EXERCISE AIM> Among the lines of this listing, determine how many contain the string "updated". Answer with the number only.

SOURCE MATERIAL>
——

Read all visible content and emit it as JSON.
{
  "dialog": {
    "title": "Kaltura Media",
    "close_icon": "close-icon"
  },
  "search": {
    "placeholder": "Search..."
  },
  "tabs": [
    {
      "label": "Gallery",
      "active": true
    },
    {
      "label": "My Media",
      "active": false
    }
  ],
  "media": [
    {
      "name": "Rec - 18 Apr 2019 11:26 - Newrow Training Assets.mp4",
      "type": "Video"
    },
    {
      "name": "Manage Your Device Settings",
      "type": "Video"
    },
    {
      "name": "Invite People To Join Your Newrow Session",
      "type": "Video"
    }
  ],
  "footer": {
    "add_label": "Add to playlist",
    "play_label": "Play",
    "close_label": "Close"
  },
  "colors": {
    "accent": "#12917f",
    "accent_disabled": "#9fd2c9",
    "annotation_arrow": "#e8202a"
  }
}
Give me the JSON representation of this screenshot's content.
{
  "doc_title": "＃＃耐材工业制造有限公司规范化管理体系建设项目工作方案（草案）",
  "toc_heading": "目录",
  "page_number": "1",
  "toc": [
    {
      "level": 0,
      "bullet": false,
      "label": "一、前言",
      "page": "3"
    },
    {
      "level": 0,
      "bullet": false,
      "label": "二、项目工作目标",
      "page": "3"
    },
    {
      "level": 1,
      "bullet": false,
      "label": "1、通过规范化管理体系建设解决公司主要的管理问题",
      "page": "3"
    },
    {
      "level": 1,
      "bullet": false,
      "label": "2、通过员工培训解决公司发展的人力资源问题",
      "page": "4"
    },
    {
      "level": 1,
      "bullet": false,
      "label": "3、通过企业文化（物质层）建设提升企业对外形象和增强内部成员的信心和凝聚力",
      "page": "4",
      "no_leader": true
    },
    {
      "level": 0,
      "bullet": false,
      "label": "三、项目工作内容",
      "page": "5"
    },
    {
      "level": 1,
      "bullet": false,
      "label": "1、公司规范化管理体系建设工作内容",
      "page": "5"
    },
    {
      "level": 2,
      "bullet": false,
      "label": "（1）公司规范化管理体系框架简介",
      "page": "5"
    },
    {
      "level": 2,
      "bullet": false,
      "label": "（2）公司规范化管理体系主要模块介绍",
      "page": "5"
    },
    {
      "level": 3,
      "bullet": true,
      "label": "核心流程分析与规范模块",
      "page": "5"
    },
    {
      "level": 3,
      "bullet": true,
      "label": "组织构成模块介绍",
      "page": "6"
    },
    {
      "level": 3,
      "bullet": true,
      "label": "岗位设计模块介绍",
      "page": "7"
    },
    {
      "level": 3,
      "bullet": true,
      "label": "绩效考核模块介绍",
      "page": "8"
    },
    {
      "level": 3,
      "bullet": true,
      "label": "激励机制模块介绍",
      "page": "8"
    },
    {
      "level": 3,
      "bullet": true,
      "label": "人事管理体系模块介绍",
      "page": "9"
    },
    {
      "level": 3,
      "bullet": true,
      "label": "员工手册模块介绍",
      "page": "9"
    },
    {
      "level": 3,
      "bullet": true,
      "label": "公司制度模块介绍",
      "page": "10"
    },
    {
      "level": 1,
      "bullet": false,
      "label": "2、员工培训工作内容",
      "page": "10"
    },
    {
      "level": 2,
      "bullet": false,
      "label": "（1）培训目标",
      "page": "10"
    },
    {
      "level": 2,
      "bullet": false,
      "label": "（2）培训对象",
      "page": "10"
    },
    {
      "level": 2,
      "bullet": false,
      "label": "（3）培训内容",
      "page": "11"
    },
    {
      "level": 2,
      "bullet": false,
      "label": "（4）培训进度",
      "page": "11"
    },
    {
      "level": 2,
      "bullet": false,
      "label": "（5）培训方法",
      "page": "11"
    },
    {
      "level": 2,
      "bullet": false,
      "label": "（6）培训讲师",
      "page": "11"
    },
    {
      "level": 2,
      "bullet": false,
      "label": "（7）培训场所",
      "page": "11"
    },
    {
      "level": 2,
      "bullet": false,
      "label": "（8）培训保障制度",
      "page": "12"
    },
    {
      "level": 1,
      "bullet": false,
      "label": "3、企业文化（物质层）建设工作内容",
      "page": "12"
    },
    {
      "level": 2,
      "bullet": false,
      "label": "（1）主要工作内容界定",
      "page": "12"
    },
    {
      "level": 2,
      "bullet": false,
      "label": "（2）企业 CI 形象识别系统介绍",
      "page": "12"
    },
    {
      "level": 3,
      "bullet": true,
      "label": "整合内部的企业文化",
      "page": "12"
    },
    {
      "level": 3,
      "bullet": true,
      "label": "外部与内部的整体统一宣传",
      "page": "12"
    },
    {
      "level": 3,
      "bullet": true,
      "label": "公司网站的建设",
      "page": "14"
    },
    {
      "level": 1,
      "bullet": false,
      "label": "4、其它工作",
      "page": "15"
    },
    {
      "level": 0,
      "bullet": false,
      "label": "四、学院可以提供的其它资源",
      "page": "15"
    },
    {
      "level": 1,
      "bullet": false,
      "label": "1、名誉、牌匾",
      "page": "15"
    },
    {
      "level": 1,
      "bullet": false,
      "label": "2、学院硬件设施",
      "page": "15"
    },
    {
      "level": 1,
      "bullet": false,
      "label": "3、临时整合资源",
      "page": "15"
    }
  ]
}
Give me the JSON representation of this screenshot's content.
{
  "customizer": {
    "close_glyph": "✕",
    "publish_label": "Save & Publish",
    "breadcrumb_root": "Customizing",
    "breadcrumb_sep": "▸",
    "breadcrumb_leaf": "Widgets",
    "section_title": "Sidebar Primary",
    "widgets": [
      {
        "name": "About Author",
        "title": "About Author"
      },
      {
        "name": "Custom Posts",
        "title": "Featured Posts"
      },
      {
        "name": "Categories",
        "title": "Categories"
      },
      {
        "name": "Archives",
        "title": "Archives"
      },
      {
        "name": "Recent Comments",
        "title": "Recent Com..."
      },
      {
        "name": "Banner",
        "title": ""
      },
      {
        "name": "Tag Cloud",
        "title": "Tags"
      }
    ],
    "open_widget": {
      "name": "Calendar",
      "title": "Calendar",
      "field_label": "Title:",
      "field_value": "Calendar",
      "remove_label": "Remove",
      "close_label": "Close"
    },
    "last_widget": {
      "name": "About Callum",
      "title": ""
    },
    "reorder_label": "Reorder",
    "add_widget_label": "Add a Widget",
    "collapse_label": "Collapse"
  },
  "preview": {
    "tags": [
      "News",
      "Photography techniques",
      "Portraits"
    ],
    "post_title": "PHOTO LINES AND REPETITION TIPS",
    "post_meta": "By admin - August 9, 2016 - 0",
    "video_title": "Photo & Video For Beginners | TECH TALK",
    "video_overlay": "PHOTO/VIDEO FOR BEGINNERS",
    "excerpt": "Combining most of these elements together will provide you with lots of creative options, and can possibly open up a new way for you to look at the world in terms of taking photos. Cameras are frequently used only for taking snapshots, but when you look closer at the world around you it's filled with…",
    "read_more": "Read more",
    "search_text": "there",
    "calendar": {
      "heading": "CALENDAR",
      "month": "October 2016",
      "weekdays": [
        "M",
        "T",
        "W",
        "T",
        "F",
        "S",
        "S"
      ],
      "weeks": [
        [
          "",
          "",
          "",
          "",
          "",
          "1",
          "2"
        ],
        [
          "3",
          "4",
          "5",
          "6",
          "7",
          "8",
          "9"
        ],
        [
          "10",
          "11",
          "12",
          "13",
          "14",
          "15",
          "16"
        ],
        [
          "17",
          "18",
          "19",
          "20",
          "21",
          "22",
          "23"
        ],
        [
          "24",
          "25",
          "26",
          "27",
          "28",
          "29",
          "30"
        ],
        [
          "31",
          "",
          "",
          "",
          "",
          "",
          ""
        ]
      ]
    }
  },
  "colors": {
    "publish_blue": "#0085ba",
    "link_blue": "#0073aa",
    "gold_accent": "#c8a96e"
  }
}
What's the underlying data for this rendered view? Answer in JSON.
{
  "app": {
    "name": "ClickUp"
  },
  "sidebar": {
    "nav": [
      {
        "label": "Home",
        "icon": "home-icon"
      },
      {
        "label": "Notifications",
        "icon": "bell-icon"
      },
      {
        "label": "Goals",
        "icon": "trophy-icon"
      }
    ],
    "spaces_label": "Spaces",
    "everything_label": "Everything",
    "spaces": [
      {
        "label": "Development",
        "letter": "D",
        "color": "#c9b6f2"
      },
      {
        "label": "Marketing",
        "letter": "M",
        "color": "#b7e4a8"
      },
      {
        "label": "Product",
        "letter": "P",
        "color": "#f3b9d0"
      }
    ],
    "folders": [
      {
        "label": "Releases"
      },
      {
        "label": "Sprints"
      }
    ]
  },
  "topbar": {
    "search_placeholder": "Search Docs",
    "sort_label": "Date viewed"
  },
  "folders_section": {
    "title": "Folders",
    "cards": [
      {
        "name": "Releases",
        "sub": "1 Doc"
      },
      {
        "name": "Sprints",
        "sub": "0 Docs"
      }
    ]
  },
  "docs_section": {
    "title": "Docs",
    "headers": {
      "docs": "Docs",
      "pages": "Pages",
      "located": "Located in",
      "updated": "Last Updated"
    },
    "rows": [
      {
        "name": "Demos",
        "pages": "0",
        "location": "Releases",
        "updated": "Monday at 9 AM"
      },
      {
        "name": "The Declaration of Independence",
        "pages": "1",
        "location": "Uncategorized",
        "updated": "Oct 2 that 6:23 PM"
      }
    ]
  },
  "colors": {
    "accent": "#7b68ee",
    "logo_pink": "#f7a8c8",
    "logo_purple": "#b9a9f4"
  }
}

——

OUTPUT OF THE TASK> 3